◆ **Task goal**
Among the lines of this listing, determine how many contain the string "document". Answer with the number only.

◆ **Records for this task**
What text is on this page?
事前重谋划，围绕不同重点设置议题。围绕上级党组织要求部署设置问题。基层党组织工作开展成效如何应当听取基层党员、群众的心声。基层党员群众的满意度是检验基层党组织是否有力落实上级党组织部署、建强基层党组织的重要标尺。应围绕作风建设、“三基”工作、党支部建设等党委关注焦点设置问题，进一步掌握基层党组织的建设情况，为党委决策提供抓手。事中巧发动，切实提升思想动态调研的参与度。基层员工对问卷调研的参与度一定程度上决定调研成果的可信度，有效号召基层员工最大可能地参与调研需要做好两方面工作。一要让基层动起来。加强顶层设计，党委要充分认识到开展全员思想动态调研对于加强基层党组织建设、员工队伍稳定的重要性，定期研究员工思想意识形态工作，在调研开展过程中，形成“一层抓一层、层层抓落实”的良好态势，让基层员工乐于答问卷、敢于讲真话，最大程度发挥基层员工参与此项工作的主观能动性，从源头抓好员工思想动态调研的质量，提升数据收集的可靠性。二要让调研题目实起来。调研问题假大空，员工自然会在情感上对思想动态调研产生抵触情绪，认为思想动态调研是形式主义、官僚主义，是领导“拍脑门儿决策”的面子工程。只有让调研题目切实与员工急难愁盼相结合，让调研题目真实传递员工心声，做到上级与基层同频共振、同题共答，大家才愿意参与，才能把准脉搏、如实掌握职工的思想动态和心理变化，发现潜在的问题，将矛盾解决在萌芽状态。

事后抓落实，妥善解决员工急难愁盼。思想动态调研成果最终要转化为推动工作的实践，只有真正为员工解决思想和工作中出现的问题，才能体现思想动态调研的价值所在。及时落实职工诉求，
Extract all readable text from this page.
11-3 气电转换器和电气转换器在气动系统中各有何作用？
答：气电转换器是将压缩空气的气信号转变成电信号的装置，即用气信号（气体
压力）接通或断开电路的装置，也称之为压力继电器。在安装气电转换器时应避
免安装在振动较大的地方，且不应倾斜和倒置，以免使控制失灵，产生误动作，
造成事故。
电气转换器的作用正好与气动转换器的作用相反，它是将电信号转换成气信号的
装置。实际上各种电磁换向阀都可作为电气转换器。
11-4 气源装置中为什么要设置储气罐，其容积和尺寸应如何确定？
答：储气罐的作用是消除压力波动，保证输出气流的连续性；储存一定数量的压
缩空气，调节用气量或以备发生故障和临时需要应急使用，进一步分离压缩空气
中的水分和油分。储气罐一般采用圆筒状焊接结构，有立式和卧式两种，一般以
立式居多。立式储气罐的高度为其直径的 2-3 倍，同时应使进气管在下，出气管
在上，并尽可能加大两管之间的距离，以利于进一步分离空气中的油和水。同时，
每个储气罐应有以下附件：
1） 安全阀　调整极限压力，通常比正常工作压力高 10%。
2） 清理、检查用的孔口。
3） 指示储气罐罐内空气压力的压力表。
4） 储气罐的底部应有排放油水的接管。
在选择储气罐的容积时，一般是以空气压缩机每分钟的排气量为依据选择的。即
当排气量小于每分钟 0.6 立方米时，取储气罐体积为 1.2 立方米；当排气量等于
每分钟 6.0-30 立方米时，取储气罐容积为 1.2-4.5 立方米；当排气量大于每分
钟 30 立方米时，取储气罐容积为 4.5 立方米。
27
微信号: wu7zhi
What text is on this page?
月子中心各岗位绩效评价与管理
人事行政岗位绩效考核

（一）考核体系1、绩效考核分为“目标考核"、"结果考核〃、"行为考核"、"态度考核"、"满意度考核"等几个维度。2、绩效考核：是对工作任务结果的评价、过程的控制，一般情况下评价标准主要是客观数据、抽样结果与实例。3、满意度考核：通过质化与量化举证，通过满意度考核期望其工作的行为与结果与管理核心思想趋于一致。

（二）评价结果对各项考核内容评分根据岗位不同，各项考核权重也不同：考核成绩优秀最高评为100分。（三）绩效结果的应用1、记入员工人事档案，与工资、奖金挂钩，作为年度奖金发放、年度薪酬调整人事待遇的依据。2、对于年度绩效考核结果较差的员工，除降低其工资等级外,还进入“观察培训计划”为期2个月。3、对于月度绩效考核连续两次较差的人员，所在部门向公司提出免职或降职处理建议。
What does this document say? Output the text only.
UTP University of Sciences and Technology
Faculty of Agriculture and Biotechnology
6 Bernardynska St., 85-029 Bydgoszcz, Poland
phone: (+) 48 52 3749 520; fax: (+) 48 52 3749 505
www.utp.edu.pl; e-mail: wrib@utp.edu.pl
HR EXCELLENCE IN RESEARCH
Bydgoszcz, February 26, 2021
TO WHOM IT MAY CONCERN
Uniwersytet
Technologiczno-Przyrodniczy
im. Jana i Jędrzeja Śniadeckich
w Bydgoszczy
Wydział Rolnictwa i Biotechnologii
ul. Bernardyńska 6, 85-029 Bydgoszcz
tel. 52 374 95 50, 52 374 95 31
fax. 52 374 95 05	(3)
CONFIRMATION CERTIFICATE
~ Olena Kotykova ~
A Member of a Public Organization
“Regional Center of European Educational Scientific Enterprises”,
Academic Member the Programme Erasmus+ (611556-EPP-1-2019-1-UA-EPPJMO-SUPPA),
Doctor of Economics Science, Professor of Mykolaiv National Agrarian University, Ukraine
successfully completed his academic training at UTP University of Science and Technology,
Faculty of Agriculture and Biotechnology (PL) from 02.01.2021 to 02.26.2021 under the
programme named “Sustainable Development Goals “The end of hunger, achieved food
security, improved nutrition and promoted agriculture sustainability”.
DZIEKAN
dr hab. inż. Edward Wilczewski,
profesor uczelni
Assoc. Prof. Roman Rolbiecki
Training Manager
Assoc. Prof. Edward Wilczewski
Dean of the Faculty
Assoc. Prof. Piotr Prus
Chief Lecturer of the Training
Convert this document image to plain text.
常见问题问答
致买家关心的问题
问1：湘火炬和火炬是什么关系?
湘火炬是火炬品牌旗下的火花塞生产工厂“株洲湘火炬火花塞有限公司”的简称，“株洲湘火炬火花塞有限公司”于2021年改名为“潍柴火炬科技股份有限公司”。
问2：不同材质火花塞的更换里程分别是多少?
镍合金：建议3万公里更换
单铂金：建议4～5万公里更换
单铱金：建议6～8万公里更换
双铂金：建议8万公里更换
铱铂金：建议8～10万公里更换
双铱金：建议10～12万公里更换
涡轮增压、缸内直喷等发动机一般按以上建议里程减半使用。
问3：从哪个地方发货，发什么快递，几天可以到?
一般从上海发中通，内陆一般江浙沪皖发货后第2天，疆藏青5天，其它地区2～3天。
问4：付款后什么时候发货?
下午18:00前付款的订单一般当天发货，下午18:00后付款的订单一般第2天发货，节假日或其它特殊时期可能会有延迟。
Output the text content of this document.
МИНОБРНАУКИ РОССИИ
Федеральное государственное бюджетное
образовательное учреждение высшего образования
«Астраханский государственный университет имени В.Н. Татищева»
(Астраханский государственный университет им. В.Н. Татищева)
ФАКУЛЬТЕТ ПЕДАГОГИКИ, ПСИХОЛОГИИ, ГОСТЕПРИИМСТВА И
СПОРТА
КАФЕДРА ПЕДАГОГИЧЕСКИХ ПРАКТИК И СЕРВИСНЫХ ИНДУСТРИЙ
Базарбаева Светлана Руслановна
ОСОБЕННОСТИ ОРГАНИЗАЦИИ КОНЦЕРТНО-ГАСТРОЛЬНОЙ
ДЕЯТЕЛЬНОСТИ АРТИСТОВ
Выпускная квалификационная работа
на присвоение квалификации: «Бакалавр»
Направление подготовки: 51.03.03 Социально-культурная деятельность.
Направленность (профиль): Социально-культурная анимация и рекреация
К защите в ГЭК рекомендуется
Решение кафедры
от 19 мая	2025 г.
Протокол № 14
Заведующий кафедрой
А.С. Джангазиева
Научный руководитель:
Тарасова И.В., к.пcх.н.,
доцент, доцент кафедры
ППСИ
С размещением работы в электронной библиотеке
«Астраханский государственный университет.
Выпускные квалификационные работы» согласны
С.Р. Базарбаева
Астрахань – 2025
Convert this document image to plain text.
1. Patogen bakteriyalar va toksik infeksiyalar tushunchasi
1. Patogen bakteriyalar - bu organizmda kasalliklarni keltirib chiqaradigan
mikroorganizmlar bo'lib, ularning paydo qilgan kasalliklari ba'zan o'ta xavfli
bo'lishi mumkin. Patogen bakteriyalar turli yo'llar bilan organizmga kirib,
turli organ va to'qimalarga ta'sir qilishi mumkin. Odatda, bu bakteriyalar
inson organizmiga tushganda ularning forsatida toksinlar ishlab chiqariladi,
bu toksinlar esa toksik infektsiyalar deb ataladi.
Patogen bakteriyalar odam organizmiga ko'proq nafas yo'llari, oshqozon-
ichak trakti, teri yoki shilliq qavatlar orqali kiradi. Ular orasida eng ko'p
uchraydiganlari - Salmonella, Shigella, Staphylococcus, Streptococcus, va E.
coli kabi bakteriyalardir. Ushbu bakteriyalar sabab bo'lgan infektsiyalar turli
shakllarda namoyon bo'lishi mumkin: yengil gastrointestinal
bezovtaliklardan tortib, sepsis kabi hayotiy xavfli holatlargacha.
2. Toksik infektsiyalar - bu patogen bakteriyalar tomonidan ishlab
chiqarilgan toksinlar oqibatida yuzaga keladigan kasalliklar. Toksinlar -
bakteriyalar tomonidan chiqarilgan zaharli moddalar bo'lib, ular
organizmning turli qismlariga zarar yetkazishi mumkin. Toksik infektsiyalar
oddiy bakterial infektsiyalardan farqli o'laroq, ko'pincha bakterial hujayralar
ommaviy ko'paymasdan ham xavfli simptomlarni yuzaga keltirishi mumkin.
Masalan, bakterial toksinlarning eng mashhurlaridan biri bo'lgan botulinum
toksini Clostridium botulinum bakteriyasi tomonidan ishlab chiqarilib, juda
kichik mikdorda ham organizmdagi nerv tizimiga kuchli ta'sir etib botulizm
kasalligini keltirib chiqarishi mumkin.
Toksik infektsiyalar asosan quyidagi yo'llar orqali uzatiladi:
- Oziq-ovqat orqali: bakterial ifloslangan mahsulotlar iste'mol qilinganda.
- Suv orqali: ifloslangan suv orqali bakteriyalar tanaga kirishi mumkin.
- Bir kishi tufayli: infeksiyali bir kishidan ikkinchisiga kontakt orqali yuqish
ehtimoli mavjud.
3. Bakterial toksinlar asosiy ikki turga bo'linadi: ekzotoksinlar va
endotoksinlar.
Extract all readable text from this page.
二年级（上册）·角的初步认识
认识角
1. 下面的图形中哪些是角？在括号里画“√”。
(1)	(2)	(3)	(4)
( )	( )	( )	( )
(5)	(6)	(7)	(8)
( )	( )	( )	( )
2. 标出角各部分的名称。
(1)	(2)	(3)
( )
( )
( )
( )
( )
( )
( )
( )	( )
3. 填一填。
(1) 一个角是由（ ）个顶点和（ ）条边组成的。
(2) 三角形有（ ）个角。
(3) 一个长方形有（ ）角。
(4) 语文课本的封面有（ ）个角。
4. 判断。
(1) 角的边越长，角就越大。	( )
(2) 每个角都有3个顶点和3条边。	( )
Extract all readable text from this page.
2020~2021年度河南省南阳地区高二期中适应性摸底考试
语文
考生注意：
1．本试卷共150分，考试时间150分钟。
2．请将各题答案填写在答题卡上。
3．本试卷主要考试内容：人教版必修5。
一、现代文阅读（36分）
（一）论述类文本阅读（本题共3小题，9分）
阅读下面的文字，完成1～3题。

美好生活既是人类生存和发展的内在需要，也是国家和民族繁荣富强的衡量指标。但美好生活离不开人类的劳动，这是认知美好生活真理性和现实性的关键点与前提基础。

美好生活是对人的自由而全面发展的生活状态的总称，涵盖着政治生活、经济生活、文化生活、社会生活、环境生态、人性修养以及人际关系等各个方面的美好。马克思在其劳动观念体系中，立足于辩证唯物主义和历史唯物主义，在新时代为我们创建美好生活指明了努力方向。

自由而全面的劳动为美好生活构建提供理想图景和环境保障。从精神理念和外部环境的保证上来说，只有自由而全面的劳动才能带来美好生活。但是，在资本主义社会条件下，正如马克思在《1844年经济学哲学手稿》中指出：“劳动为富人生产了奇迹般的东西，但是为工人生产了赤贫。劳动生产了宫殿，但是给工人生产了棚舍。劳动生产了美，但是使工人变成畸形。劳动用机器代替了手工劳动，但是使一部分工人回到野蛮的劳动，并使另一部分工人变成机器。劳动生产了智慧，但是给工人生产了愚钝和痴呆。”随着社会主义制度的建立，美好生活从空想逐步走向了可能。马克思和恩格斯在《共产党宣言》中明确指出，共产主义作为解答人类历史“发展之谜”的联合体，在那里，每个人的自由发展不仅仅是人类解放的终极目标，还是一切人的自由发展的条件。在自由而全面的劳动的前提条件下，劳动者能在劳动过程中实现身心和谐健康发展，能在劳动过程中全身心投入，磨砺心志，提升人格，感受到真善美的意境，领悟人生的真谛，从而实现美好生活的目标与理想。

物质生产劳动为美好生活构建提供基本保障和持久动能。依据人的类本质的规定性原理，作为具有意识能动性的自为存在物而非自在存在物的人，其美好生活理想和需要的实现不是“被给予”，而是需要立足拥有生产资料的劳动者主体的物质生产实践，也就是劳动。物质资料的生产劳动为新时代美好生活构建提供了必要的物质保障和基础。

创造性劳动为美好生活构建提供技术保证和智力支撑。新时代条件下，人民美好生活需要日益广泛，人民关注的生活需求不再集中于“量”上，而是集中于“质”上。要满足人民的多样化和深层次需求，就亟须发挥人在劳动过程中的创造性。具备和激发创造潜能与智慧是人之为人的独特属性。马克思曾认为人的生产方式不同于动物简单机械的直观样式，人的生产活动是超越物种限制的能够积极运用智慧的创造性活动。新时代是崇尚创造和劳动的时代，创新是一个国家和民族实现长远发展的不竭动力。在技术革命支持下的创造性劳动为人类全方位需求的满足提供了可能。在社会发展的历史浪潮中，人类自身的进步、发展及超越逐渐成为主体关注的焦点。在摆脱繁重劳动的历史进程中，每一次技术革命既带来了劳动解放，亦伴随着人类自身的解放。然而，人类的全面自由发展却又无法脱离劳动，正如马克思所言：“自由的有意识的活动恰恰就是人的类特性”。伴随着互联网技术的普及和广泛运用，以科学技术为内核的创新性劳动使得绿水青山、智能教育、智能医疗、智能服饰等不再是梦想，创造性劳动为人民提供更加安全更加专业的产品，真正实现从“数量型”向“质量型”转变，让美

◆ **Answer to the task**
4